> _Task prompt_:
Locate the lines of the listing below that hold "this", then copy each of them.

> _Data supplied_:
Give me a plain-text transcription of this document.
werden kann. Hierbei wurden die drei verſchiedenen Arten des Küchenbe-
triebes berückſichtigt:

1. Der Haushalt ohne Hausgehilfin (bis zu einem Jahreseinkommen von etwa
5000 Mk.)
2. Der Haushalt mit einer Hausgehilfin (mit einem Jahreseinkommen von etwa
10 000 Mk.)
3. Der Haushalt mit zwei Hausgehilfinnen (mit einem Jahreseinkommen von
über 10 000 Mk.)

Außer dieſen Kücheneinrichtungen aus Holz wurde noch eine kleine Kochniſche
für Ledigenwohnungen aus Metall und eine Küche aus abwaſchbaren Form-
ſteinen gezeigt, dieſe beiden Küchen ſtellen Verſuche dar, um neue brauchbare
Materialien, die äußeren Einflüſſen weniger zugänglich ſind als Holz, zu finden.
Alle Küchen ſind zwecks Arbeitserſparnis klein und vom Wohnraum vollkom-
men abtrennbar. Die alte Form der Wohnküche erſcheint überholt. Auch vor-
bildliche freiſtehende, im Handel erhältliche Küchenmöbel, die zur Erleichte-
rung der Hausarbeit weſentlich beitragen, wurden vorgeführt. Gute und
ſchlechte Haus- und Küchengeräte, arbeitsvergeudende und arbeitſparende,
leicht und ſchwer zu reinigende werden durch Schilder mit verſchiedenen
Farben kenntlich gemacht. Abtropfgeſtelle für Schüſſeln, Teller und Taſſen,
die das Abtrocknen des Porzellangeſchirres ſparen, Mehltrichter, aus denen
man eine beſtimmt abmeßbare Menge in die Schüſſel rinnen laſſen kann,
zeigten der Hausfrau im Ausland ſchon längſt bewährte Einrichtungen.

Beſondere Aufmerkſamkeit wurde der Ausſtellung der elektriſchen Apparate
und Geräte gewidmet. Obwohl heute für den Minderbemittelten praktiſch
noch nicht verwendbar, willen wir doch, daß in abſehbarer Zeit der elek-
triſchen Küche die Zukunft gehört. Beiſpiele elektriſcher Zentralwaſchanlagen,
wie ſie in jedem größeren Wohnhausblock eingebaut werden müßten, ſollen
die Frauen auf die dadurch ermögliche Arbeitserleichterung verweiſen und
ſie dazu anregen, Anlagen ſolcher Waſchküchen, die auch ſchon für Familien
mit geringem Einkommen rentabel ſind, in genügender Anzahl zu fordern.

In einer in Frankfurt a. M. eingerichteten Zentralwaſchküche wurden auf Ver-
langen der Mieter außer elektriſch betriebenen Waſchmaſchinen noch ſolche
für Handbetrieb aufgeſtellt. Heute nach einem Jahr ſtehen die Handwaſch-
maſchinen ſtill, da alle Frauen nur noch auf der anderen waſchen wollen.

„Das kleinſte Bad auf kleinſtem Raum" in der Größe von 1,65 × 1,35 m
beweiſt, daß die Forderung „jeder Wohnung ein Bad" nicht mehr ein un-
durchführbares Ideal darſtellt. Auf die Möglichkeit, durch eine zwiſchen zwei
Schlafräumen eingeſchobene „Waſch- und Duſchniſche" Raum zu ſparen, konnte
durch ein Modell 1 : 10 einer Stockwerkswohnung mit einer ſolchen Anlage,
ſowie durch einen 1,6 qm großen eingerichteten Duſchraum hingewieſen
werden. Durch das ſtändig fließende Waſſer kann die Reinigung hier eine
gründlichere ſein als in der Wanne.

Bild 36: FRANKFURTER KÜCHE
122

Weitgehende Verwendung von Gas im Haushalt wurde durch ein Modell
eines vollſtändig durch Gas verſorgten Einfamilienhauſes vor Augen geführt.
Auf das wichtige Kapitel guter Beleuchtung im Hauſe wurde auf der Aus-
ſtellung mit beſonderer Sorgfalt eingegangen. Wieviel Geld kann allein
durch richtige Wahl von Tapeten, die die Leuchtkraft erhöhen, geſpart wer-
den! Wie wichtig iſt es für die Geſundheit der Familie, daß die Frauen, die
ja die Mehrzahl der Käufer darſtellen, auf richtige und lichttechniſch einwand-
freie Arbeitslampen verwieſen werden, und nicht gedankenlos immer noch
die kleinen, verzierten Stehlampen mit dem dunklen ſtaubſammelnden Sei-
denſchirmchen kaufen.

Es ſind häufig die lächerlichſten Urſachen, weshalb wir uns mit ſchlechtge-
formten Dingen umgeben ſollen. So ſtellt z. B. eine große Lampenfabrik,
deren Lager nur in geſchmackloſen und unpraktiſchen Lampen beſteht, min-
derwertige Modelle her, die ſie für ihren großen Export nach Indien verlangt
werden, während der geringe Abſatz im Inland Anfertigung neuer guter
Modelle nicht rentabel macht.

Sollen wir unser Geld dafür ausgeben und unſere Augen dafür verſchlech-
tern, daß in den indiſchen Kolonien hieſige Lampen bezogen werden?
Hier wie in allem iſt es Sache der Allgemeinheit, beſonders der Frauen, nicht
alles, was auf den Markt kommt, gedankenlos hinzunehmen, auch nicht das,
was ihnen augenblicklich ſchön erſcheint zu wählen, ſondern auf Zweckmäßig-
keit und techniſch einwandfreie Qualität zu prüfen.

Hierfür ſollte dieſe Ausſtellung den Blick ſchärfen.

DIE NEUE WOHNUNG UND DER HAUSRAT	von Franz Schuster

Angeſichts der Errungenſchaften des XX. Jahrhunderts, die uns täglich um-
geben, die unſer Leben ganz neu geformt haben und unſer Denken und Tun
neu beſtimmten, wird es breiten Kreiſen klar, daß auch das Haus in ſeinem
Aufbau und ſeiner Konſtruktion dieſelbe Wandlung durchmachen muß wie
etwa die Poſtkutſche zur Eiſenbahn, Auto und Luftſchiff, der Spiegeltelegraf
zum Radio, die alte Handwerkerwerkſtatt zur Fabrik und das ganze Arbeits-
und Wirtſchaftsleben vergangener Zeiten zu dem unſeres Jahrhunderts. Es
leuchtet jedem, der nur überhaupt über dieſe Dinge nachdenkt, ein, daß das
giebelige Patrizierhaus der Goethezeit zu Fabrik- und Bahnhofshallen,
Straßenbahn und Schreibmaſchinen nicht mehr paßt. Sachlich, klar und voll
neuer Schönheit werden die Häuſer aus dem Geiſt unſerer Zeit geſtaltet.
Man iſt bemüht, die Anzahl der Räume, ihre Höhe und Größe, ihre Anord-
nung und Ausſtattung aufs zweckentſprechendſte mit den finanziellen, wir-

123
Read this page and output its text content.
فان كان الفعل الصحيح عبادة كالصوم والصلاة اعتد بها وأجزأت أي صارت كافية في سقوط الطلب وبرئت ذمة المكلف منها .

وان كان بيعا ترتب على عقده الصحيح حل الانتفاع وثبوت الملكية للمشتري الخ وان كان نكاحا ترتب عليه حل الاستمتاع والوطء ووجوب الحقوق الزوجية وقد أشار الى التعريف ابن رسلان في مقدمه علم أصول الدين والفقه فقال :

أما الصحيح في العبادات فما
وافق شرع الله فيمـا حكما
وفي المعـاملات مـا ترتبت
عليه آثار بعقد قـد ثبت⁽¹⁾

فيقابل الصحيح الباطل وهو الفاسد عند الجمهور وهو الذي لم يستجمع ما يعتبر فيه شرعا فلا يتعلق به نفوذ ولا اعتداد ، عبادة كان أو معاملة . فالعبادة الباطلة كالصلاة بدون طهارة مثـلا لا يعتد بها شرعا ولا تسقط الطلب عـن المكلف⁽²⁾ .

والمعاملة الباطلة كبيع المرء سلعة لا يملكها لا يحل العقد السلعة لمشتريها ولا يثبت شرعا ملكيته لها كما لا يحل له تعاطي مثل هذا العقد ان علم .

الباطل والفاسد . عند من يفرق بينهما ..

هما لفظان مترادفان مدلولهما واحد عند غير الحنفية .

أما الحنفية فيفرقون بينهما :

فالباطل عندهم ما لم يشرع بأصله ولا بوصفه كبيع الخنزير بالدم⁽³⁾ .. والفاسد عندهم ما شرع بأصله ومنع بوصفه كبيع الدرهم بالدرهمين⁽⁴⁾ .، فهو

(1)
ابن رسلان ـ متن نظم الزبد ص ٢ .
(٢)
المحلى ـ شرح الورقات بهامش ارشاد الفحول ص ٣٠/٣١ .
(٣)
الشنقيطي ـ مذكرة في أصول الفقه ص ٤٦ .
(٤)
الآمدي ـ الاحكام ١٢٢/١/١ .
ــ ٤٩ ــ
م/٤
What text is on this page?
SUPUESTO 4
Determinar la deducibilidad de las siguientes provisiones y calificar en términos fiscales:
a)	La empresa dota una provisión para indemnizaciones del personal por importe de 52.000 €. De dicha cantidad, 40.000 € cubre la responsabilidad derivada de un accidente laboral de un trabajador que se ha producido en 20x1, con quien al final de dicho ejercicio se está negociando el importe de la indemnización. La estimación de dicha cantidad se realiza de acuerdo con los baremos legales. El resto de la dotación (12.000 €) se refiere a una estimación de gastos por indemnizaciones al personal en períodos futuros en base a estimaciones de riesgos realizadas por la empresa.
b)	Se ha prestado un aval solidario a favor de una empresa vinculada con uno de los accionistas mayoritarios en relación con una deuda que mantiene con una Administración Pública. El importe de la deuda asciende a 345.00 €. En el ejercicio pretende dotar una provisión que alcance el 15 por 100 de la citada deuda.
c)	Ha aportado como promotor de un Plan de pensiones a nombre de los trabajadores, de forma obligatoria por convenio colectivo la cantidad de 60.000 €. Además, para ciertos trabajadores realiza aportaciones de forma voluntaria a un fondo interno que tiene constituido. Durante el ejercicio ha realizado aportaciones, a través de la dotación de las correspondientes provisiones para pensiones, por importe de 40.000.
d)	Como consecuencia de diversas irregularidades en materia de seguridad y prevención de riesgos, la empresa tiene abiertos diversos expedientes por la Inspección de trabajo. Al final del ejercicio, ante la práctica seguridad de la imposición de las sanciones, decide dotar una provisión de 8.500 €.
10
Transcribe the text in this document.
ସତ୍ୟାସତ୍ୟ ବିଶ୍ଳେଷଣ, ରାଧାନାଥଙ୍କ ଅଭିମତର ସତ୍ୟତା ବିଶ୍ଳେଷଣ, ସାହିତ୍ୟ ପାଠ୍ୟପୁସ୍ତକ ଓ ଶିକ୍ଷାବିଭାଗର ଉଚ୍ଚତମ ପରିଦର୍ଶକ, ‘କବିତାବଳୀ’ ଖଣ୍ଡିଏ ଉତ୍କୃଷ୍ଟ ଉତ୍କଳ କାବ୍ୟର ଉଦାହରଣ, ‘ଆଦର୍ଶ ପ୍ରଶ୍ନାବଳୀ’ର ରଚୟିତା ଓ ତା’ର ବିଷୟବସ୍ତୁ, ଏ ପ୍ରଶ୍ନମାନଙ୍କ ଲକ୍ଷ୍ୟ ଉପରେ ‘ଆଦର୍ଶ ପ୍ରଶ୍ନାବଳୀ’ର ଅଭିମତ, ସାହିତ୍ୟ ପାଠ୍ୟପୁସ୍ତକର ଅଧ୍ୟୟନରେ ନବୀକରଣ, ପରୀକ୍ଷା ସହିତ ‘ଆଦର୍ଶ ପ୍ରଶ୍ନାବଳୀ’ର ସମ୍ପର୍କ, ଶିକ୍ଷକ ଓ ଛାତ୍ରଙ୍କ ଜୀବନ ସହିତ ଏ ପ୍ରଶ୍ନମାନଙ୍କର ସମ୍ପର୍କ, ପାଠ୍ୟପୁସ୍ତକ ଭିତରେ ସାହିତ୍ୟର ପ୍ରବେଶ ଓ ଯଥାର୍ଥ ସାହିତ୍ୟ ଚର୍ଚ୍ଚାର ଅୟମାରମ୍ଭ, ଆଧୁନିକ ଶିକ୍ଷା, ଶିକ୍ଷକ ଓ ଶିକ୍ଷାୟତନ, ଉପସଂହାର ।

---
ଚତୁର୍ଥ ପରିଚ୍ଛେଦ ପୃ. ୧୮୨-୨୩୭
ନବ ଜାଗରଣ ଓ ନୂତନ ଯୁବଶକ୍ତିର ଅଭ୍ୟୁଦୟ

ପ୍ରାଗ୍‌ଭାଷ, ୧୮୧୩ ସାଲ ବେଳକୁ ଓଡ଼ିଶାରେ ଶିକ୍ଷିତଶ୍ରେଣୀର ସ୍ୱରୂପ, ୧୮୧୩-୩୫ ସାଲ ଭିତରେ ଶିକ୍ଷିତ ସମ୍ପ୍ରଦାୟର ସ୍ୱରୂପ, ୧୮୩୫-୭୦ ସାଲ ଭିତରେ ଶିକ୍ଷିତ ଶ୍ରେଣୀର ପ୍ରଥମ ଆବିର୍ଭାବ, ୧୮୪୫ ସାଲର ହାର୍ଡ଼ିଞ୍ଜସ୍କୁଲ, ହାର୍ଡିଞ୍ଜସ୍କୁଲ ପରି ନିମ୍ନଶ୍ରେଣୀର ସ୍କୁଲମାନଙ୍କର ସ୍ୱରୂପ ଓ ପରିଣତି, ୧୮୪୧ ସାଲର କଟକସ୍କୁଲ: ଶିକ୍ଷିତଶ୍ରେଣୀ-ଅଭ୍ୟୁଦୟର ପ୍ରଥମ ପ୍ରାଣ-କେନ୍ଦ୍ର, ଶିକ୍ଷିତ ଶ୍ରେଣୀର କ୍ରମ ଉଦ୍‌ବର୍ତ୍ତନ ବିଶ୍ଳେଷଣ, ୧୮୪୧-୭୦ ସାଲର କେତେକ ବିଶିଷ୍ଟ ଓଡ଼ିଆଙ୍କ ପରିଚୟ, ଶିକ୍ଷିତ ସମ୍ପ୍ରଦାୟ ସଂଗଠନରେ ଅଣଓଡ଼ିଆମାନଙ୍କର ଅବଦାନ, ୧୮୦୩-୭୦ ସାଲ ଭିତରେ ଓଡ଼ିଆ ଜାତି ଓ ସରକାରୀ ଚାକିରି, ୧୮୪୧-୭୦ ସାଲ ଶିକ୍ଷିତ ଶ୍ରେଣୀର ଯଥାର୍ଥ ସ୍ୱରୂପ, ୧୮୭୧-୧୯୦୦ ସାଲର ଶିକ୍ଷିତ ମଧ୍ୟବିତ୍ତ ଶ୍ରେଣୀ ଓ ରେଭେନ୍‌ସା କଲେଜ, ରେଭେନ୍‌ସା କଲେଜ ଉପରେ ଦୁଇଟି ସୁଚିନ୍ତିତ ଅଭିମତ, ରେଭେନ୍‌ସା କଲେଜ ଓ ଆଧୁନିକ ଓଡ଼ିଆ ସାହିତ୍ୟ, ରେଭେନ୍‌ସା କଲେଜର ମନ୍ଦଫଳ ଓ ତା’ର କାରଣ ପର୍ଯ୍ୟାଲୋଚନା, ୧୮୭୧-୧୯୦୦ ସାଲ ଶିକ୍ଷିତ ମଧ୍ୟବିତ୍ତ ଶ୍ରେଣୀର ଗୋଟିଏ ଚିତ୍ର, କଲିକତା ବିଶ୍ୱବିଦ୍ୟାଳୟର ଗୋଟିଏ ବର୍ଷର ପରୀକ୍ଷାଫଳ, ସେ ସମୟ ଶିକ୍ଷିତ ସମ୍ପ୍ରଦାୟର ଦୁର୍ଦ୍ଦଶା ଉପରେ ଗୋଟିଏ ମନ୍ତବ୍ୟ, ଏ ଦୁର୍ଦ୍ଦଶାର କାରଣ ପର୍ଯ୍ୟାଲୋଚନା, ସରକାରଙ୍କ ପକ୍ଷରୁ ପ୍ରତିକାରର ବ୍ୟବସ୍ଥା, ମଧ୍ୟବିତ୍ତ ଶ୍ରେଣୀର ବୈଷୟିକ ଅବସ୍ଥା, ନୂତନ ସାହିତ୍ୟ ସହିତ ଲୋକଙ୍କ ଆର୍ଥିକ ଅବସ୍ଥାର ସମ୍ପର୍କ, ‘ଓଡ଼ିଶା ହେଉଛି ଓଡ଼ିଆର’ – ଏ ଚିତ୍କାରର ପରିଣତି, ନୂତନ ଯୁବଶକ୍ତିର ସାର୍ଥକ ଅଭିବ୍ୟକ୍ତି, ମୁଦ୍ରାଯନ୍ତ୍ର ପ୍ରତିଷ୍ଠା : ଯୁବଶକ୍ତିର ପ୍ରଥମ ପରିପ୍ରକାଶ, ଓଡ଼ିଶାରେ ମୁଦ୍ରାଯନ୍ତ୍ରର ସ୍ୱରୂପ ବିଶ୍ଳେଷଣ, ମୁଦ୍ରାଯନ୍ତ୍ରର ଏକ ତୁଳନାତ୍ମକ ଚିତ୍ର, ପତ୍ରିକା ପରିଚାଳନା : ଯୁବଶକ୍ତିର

> _Result_:
Give me a plain-text transcription of this document.
Read this page and output its text content.
What text is on this page?
Transcribe the text in this document.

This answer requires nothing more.